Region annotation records

-- Start --

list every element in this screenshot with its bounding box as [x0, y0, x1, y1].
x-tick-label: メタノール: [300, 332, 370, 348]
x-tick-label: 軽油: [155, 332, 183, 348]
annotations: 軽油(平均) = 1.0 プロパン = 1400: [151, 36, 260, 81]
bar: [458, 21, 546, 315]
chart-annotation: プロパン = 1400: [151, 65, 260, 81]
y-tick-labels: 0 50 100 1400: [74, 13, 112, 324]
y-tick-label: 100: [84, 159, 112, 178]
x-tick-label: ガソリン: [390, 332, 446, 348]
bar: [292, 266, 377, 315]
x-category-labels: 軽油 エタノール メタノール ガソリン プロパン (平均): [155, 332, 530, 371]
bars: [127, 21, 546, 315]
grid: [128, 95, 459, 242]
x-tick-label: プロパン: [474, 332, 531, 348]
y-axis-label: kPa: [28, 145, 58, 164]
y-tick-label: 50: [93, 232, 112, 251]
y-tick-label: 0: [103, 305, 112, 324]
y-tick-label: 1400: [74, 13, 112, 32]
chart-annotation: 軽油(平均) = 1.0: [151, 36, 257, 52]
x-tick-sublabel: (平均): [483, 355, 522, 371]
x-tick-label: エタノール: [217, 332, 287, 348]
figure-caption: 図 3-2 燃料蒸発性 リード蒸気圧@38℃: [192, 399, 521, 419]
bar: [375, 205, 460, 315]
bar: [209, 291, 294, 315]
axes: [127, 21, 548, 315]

-- End --

Goal - Please give the listing again, swapping "chart-annotation" for "callout" everywhere and leaving everything else unchanged.

Written solution -
list every element in this screenshot with its bounding box as [x0, y0, x1, y1].
x-tick-label: メタノール: [300, 332, 370, 348]
x-tick-label: 軽油: [155, 332, 183, 348]
annotations: 軽油(平均) = 1.0 プロパン = 1400: [151, 36, 260, 81]
bar: [458, 21, 546, 315]
callout: プロパン = 1400: [151, 65, 260, 81]
y-tick-labels: 0 50 100 1400: [74, 13, 112, 324]
y-tick-label: 100: [84, 159, 112, 178]
x-tick-label: ガソリン: [390, 332, 446, 348]
bar: [292, 266, 377, 315]
x-category-labels: 軽油 エタノール メタノール ガソリン プロパン (平均): [155, 332, 530, 371]
bars: [127, 21, 546, 315]
grid: [128, 95, 459, 242]
x-tick-label: プロパン: [474, 332, 531, 348]
y-axis-label: kPa: [28, 145, 58, 164]
y-tick-label: 50: [93, 232, 112, 251]
y-tick-label: 0: [103, 305, 112, 324]
y-tick-label: 1400: [74, 13, 112, 32]
callout: 軽油(平均) = 1.0: [151, 36, 257, 52]
x-tick-sublabel: (平均): [483, 355, 522, 371]
x-tick-label: エタノール: [217, 332, 287, 348]
figure-caption: 図 3-2 燃料蒸発性 リード蒸気圧@38℃: [192, 399, 521, 419]
bar: [375, 205, 460, 315]
bar: [209, 291, 294, 315]
axes: [127, 21, 548, 315]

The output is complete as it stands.